→ **EXERCISE**: Output the data exactly, with every line intact.

——

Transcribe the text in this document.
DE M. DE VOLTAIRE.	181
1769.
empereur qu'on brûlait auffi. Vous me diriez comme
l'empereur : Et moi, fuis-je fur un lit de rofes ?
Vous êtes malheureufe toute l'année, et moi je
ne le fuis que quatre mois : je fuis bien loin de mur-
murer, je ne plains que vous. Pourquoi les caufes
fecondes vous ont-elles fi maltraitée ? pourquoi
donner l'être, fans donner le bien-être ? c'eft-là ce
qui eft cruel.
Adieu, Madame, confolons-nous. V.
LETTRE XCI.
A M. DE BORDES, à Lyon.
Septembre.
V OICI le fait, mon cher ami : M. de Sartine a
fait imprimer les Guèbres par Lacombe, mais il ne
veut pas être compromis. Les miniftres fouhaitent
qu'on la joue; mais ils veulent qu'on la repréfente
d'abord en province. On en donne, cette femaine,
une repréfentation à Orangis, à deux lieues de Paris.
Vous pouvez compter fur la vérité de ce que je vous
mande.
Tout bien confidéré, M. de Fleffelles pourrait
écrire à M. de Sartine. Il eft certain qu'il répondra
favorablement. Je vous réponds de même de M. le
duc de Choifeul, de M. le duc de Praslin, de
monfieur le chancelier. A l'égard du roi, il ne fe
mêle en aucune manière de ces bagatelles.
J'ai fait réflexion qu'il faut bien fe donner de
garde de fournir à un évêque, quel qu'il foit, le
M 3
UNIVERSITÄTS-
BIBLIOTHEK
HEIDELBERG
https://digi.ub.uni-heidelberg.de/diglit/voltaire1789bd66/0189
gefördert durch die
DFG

——

→ **CORRECT RESPONSE**:
Transcribe the text in this document.
DE M. DE VOLTAIRE.	181
1769.
empereur qu'on brûlait auffi. Vous me diriez comme
l'empereur : Et moi, fuis-je fur un lit de rofes ?
Vous êtes malheureufe toute l'année, et moi je
ne le fuis que quatre mois : je fuis bien loin de mur-
murer, je ne plains que vous. Pourquoi les caufes
fecondes vous ont-elles fi maltraitée ? pourquoi
donner l'être, fans donner le bien-être ? c'eft-là ce
qui eft cruel.
Adieu, Madame, confolons-nous. V.
LETTRE XCI.
A M. DE BORDES, à Lyon.
Septembre.
V OICI le fait, mon cher ami : M. de Sartine a
fait imprimer les Guèbres par Lacombe, mais il ne
veut pas être compromis. Les miniftres fouhaitent
qu'on la joue; mais ils veulent qu'on la repréfente
d'abord en province. On en donne, cette femaine,
une repréfentation à Orangis, à deux lieues de Paris.
Vous pouvez compter fur la vérité de ce que je vous
mande.
Tout bien confidéré, M. de Fleffelles pourrait
écrire à M. de Sartine. Il eft certain qu'il répondra
favorablement. Je vous réponds de même de M. le
duc de Choifeul, de M. le duc de Praslin, de
monfieur le chancelier. A l'égard du roi, il ne fe
mêle en aucune manière de ces bagatelles.
J'ai fait réflexion qu'il faut bien fe donner de
garde de fournir à un évêque, quel qu'il foit, le
M 3
UNIVERSITÄTS-
BIBLIOTHEK
HEIDELBERG
https://digi.ub.uni-heidelberg.de/diglit/voltaire1789bd66/0189
gefördert durch die
DFG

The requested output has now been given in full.